SOURCE:
┄┄┄┄┄┄

1. Two Lehman 120s, each with a 100 amp Balmar controlled with a Balmar regulator.
2. Two banks of four golf car batteries wired to a Off-Port-Starboard-Both switch.
3. Alternator output wired directly to each bank.
4. Output controlled by Balmar Centerfielder.

Here is what is happening.

1. Alternator output to each battery bank tested with Fluke clamp-on meter is around 70 amps each.
2. However, both my Victron BMV battery monitor and my Magnum Energy battery monitor, with the engines running of course, show a discharge of 60 amps, the house load. I would think with 70 amps x 2 going into the batteries, the monitors would show a net positive.
3. When I turn off all loads AC & DC), the monitor shows -0- with the engines off AND with both engines running.
4. With the engines off, the voltage is 12.7
5. With the engines on the voltage is 13.2.
6. When I switch to shore power and the charger comes on, the monitors both show a positive 125 amps, bulk charging.
7. Batteries at 65% SOC.

Gentlemen, any ideas? I am at a loss.
 
You say there’s 70 amps running to the batteries but it’s showing a 60 amp loss. Where are the shunts measuring the current? What path does the alternator send its current to the batteries?
 
No great insights (electrics are not my strength), but a couple questions just to understand what you are seeing:

1. 12.7v at-rest. For FLA, this is close to fully-charged, no? The Trojan T105 spec-sheet shows 6.37v as 100% (12.74v for series-pair). Not sure why the SoC is showing 65% unless the initial parameters were not input correctly.

2. Has something changed? Has this system been in place for a while and is now operating differently?

3. On Shore Power, how long does Bulk Charge/125A persist before going to Float? Are you seeing close to 15V in Bulk?

I hate issues like this. I once delivered a boat from San Diego to Ilwaco (Columbia River) and had to stop in Oxnard to troubleshoot a wonky charging system. Never did get it figured out.

Good luck - following with interest.

Peter
 
Are there two shunts? Exactly where are they? There should be one and only one cable on the battery, going to the shunt. Everything else should be on the other side of the shunt. You say:

3. Alternator output wired directly to each bank.

If that is correct, and they are not wired through the shunts, then you will not see their charge current on the battery monitors.
 
****3. Alternator output wired directly to each bank.**** Are the shunts wired so ALL the current, to and from each bank MUST go through them. A common fault is missing some of the loads so they don't register either discharging or recharging.
THe Exception would be the starter motor circuit. Not normal to wire the starter motor through the shunts due to the very heavy load and the very short time needed..


****2. However, both my Victron BMV battery monitor and my Magnum Energy battery monitor, with the engines running of course, show a discharge of 60 amps, the house load. I would think with 70 amps x 2 going into the batteries, the monitors would show a net positive.**** Per above if there is a problem with the shunt being bypassed then I can see this happening. THey are picking up the discharge but missing the recharge so not showing the 10 amp actual charge rate.

Any wiring that goes directly to the battery neg. is a bypass of the shunt and a bypass preventing the monitor from taking into account the difference between the discharge and the recharge currents. Again ignoring the starter motor circuit.

┄┄┄┄┄┄

WRITTEN PROBLEM 1: Pull out every line of the entries that contains the string "improve", matching case exactly.
The entries have nothing to do with the charging-system thread.

DATA PROVIDED:
┄┄┄┄┄┄

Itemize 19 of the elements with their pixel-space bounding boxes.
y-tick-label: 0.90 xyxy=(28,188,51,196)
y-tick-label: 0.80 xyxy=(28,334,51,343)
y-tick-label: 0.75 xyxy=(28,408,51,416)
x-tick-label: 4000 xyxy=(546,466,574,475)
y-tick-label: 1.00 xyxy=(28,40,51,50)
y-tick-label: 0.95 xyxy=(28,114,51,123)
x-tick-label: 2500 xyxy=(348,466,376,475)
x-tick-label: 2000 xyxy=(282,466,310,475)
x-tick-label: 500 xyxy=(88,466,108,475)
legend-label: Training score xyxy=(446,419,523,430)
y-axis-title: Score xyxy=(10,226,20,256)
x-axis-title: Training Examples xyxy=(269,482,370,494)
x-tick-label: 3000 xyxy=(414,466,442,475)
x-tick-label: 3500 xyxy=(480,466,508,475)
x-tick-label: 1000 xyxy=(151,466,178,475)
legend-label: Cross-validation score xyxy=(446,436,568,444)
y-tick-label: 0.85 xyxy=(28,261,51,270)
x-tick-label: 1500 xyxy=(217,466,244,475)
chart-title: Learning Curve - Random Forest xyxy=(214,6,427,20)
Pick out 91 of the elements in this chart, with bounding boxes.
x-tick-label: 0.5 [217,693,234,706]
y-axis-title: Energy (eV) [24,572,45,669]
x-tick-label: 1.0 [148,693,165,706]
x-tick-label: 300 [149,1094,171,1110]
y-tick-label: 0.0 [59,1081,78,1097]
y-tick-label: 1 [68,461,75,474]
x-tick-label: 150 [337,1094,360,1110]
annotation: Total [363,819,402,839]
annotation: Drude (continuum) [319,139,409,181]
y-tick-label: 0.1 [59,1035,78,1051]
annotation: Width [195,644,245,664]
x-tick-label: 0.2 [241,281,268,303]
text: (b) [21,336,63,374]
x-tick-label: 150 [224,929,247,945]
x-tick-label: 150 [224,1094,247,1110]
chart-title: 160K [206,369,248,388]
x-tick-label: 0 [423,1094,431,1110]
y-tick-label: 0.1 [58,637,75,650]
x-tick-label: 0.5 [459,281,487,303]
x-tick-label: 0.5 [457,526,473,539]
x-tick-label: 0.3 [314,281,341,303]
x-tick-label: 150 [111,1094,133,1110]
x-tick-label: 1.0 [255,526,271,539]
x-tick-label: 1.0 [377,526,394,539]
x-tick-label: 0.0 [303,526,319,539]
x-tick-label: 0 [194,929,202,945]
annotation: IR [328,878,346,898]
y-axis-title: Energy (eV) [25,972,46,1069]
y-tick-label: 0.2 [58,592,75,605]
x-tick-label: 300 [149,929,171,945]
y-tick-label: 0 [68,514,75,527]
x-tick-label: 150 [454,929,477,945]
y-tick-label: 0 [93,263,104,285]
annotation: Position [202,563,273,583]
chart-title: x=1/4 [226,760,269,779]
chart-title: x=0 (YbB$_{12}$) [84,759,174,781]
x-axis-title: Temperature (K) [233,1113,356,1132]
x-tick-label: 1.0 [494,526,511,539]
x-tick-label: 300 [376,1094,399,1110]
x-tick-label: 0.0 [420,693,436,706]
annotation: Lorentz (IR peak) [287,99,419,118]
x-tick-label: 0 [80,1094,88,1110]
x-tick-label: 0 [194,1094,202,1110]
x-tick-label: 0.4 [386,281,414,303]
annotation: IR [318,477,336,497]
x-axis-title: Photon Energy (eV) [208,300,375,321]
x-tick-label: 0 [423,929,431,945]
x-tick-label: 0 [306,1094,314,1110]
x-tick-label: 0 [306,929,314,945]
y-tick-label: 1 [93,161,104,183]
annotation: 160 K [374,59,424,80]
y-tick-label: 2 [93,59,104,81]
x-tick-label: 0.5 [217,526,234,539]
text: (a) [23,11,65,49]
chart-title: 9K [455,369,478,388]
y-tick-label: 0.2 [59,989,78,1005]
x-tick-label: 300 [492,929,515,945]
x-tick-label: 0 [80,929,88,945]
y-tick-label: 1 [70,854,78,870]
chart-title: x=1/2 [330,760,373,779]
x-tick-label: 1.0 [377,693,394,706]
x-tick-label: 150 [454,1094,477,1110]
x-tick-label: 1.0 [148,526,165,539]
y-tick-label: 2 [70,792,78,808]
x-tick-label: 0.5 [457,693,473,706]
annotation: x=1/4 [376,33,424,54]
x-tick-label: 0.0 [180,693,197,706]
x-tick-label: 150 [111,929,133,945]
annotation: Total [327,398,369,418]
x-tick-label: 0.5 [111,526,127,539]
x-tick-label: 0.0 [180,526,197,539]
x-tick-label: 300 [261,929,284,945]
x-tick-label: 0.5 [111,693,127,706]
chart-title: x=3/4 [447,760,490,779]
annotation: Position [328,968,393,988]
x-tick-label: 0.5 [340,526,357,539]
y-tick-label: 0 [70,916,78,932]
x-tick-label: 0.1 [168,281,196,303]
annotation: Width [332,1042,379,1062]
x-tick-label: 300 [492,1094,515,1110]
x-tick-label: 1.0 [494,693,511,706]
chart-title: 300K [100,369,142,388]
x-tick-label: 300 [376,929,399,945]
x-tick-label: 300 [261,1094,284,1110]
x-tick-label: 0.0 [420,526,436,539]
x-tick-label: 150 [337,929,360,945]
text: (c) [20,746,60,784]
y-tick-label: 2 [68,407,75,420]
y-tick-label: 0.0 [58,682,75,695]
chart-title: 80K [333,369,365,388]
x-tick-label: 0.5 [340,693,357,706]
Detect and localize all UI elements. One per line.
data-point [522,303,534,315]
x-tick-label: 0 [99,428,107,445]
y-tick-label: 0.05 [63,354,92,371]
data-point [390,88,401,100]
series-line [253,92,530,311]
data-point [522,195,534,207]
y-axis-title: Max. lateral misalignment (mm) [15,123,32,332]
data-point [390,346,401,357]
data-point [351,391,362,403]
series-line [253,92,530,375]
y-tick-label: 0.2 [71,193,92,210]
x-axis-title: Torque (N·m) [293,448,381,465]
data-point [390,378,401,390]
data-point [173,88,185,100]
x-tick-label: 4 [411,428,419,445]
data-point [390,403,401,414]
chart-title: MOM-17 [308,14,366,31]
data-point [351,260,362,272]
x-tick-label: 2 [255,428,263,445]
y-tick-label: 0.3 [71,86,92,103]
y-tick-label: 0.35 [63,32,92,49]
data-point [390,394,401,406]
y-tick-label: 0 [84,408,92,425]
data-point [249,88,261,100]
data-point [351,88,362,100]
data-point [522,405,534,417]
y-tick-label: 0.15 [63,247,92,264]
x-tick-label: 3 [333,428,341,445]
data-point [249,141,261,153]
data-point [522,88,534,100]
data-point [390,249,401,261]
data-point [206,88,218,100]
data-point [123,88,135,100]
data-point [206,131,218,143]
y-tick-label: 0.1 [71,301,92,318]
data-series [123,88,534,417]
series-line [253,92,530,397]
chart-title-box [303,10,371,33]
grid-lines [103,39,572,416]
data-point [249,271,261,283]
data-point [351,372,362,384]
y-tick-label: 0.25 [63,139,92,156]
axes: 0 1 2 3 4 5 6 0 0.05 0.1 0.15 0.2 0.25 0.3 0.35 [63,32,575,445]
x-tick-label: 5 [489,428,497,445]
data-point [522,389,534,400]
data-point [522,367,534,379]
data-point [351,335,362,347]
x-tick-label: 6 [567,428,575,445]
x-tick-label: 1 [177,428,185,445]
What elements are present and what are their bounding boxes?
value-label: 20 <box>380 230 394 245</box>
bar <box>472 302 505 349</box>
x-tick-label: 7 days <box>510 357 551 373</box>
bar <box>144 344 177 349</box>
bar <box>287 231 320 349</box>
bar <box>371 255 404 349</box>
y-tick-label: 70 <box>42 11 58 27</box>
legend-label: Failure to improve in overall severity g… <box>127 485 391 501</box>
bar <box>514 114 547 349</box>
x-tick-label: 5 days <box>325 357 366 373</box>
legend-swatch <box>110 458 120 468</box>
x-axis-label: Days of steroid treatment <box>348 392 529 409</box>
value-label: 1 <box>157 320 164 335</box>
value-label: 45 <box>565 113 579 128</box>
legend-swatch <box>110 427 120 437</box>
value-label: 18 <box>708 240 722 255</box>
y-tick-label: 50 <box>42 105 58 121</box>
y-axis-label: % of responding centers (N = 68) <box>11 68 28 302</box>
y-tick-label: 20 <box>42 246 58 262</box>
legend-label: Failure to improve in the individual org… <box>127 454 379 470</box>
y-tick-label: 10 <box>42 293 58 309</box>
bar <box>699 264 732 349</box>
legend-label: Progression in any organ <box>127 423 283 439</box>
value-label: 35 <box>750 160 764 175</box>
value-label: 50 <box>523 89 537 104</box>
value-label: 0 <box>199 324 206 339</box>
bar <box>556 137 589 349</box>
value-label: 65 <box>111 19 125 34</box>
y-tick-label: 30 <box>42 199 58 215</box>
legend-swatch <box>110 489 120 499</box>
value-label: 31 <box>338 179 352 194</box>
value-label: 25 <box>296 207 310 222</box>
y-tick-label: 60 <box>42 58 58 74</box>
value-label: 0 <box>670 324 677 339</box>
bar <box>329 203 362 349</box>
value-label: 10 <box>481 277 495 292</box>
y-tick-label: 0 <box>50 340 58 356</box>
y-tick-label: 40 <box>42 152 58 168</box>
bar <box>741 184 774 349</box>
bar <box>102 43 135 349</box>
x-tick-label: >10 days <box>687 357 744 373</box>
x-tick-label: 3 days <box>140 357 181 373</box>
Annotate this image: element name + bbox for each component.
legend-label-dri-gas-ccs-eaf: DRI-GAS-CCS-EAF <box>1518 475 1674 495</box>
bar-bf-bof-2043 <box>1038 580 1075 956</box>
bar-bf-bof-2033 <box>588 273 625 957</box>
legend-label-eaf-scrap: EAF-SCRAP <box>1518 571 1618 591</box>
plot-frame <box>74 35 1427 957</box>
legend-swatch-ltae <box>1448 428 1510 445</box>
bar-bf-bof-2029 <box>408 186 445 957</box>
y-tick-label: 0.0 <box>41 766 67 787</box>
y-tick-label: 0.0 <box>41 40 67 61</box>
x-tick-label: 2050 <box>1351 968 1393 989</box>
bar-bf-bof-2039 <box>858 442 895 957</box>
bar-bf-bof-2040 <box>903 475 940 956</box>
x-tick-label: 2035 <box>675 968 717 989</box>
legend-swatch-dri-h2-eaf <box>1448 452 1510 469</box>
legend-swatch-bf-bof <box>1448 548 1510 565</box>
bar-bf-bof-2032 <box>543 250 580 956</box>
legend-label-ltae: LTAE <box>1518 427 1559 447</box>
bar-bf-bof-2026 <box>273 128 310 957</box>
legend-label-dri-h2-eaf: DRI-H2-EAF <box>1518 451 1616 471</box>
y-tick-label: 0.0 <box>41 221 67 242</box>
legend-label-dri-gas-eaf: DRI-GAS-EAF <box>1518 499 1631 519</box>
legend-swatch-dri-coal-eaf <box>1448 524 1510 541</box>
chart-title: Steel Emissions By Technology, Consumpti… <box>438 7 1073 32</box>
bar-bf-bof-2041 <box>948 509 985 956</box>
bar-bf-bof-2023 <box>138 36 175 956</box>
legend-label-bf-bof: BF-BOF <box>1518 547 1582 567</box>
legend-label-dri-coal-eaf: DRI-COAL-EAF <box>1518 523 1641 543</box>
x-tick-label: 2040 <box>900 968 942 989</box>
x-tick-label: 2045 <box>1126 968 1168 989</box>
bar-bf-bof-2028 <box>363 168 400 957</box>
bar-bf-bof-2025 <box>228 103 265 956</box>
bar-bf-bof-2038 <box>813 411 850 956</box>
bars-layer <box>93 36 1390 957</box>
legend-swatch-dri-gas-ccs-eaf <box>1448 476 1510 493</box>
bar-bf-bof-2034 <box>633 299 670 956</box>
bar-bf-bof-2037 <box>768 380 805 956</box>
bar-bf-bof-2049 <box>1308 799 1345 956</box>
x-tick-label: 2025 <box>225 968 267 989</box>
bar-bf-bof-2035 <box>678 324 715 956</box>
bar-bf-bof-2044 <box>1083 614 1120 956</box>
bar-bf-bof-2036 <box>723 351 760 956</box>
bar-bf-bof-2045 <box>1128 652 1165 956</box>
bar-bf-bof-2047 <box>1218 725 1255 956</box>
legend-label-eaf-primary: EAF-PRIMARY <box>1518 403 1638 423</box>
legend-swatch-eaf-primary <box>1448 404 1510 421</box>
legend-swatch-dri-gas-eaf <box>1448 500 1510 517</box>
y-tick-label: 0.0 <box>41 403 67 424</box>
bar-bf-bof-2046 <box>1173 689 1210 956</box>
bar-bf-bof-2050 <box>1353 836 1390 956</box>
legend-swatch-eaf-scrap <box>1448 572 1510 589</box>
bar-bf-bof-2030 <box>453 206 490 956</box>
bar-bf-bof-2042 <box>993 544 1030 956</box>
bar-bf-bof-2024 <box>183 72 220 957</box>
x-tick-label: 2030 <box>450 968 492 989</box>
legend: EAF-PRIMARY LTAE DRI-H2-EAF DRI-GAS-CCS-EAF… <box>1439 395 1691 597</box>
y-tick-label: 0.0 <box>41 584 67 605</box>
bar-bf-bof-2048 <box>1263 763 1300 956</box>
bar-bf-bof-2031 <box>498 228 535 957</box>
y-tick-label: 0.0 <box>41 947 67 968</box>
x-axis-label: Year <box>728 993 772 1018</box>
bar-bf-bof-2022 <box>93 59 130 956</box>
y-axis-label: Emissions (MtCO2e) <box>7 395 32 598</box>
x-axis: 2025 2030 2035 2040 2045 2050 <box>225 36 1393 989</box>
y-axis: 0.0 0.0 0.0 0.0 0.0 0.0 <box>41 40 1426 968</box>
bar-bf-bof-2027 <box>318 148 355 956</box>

┄┄┄┄┄┄

WRITTEN PROBLEM 2: Translate this sentence from the charging-system thread into Spanish: "Everything else should be on the other side of the shunt."

PROBLEM SOLUTION 1:
legend-label: Failure to improve in overall severity g… <box>127 485 391 501</box>
legend-label: Failure to improve in the individual org… <box>127 454 379 470</box>

PROBLEM SOLUTION 2: Todo lo demás debe estar al otro lado del shunt.